**What is being asked:**
Pull every line with the word "unfacilitated" out of the entries below.

**Recorded information:**
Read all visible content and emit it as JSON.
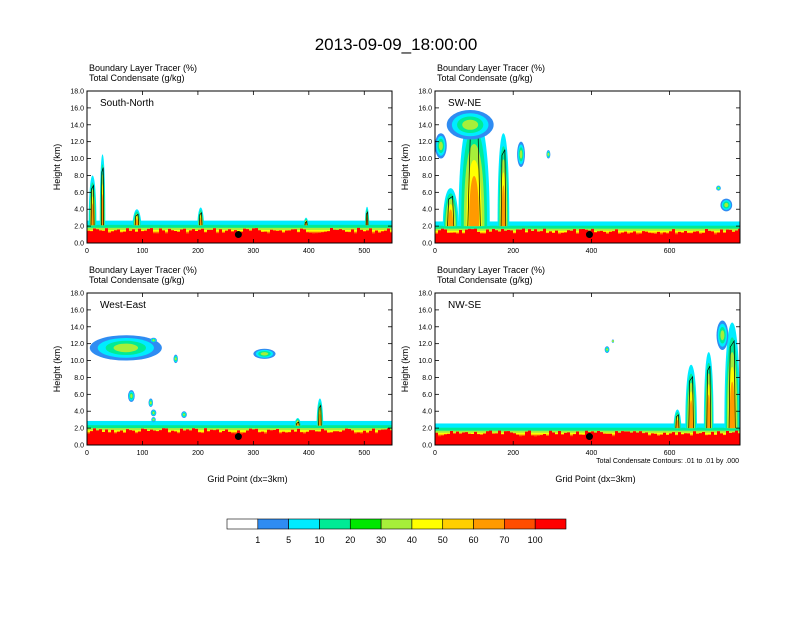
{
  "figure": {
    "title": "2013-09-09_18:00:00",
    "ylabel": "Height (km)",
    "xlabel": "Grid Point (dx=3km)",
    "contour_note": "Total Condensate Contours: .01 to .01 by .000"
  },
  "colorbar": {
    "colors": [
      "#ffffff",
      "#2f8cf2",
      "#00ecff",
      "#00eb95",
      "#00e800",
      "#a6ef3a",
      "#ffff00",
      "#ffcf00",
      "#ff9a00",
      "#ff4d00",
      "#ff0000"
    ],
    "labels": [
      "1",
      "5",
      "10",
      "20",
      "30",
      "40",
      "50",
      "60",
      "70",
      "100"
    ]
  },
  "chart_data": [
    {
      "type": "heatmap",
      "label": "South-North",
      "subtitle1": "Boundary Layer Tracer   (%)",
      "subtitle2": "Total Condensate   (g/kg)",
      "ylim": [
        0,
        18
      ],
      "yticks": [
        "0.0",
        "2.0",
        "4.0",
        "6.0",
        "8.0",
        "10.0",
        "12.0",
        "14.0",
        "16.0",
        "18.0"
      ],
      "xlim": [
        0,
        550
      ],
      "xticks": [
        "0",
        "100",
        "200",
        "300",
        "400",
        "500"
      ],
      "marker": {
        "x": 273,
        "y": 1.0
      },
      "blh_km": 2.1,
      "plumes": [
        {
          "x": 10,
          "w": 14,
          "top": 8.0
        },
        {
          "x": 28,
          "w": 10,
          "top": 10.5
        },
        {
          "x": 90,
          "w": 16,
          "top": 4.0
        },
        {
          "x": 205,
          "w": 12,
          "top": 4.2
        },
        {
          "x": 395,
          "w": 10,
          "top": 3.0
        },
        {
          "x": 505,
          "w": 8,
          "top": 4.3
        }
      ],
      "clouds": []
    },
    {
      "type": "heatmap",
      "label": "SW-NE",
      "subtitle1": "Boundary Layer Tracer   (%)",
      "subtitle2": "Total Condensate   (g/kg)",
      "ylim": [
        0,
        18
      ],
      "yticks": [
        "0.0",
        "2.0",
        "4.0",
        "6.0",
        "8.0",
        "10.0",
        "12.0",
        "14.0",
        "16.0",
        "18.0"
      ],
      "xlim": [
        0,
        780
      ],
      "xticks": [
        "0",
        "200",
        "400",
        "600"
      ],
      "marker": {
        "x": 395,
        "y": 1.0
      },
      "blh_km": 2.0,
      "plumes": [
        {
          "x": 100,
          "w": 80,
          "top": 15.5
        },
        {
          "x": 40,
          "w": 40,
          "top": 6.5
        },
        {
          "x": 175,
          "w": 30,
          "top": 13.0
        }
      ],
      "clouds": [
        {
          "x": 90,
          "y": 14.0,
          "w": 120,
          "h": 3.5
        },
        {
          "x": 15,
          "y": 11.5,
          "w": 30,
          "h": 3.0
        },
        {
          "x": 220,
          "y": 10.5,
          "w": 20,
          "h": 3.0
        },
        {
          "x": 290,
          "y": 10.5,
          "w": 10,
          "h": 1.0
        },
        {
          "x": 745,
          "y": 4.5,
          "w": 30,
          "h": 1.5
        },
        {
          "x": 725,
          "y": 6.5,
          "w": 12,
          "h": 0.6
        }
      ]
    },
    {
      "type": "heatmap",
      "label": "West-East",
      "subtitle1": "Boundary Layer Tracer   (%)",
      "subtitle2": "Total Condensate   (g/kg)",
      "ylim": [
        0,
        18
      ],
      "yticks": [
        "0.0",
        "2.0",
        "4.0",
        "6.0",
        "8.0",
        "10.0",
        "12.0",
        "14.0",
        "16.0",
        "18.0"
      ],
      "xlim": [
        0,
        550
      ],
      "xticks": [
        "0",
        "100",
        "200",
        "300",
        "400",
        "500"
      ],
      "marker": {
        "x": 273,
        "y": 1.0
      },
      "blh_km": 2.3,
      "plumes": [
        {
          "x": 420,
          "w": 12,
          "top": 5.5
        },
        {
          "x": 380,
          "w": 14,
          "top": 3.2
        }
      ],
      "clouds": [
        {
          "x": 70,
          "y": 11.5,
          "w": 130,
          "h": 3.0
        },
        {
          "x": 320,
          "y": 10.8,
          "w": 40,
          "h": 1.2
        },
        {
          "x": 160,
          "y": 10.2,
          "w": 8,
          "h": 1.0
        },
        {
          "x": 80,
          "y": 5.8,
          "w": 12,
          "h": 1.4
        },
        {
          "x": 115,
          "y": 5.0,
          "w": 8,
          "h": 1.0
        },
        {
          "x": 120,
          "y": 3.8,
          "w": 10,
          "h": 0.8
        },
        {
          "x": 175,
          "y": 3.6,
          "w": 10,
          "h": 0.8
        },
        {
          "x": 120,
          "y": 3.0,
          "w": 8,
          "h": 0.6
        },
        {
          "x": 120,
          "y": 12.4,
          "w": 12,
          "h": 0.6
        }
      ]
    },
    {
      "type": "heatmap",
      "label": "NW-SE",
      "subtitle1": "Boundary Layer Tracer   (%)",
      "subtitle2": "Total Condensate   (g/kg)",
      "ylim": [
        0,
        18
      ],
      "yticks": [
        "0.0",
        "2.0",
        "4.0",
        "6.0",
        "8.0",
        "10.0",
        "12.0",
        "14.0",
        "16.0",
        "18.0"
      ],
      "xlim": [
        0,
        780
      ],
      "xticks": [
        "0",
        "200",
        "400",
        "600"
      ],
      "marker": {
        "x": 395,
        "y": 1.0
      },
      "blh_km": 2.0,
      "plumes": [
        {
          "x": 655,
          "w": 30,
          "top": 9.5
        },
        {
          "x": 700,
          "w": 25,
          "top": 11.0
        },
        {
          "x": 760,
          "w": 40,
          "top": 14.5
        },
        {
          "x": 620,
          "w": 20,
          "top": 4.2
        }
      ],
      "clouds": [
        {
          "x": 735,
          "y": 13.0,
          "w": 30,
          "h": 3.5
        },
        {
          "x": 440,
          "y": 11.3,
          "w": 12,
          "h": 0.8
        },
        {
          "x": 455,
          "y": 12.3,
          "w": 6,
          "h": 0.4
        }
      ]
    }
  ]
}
--
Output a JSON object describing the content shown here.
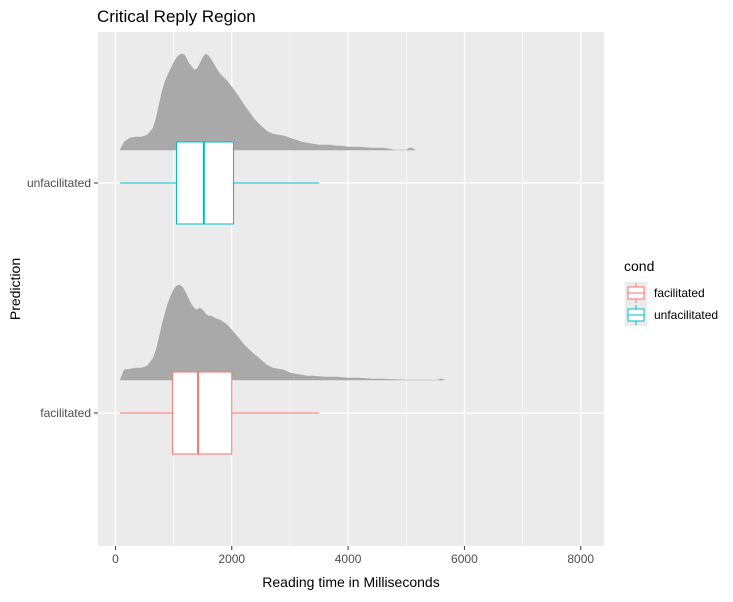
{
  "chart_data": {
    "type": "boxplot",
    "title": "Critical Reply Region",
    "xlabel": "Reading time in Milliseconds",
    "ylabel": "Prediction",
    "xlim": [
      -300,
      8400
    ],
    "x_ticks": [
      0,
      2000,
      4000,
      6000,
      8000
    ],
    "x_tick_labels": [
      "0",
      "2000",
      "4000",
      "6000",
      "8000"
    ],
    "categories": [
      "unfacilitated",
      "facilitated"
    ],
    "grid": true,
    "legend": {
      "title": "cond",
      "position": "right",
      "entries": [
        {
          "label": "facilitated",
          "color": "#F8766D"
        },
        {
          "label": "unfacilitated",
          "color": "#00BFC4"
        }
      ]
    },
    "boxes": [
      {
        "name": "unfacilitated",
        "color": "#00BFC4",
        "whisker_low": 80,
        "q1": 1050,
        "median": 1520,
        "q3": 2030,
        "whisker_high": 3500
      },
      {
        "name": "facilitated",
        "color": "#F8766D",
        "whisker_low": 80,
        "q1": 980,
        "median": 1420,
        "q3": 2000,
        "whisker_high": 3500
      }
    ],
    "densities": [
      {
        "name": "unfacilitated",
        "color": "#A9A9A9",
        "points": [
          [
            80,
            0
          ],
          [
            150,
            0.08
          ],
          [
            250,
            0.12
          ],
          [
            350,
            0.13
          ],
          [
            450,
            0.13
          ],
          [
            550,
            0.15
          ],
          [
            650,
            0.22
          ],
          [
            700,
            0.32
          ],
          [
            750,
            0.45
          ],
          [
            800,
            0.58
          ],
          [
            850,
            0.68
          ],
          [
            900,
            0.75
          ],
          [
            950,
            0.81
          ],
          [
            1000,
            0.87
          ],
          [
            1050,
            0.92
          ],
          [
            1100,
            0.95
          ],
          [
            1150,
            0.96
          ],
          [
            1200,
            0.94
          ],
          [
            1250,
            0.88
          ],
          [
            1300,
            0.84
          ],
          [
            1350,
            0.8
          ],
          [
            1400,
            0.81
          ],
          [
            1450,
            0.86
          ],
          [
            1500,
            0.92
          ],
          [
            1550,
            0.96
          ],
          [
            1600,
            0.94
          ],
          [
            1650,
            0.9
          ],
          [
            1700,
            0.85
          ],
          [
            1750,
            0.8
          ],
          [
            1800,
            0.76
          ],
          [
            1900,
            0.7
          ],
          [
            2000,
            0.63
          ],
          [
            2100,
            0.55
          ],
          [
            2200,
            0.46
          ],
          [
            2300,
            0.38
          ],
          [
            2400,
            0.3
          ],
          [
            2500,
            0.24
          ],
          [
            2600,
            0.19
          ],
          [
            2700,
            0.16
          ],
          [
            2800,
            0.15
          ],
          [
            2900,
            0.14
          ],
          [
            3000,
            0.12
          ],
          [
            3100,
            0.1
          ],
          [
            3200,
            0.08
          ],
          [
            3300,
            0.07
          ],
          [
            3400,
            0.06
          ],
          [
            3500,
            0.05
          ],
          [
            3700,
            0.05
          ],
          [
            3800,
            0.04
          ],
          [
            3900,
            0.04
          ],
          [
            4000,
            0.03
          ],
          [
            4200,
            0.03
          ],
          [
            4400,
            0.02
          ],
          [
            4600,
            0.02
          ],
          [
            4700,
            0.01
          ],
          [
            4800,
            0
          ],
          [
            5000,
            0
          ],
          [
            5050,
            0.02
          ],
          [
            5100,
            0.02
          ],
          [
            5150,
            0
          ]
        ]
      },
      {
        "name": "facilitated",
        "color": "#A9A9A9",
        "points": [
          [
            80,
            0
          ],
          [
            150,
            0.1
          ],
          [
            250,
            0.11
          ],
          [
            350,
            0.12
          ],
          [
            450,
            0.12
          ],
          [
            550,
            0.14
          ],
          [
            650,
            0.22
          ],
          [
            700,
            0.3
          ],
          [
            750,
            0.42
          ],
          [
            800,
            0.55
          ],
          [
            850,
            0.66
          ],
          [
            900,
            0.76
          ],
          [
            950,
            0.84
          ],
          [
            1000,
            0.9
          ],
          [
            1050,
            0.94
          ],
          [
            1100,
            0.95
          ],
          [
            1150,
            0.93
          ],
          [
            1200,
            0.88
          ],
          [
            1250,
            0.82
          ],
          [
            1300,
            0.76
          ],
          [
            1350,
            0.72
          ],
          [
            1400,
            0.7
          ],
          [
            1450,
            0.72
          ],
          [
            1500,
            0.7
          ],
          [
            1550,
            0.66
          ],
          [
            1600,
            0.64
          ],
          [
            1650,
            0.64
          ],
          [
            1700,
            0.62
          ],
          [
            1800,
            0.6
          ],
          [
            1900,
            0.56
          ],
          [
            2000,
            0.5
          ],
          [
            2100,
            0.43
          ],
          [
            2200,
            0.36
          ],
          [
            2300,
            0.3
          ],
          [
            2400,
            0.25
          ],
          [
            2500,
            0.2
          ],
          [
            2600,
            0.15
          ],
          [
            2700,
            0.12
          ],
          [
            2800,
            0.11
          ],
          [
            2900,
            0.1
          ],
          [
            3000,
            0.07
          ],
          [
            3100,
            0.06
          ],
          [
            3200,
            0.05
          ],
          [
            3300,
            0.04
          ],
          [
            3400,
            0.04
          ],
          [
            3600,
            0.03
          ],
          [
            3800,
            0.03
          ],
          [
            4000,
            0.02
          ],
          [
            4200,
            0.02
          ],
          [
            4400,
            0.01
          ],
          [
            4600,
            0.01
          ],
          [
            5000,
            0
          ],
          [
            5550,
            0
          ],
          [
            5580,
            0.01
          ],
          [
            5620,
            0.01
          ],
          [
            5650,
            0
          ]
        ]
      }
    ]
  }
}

**Result of the task:**
      "unfacilitated",
          "label": "unfacilitated",
        "name": "unfacilitated",
        "name": "unfacilitated",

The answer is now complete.